* **EXERCISE DETAILS**: Read the records below and copy each line that contains "desmatamento".

## Begin TASK INPUTS

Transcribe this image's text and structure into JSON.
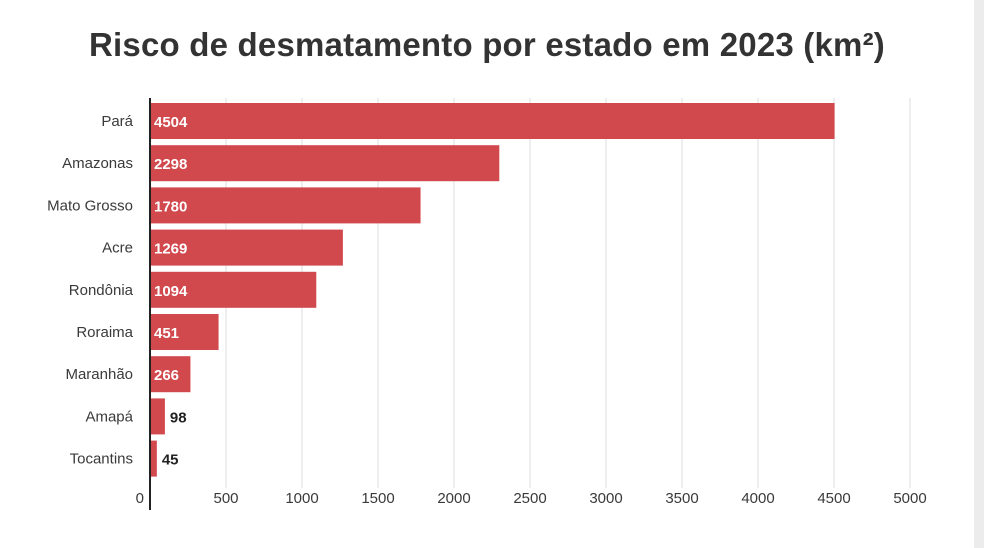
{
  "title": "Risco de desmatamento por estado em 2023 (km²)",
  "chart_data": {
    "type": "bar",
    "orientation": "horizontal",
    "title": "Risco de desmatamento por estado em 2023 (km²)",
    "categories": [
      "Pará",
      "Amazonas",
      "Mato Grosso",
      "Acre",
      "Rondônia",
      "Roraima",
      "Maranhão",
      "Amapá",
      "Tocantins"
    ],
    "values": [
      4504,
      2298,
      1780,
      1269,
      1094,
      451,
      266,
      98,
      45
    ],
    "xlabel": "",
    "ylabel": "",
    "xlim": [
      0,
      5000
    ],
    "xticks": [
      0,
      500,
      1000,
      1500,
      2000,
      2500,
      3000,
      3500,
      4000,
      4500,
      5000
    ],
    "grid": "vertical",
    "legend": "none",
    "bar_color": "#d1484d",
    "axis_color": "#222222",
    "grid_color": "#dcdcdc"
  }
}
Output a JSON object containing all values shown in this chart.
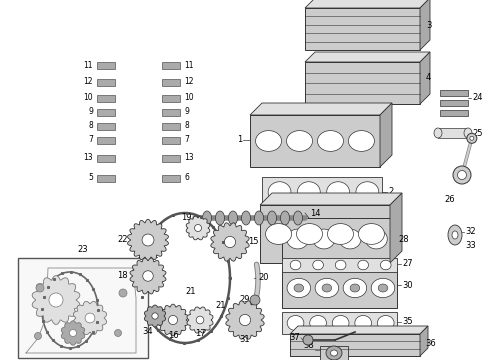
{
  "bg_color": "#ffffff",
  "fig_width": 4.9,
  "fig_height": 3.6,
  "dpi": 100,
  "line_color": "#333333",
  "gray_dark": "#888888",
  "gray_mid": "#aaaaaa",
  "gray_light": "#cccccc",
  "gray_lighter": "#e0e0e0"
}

## End TASK INPUTS

* **RESPONSE BELOW**:
  "title": "Risco de desmatamento por estado em 2023 (km²)",
    "title": "Risco de desmatamento por estado em 2023 (km²)",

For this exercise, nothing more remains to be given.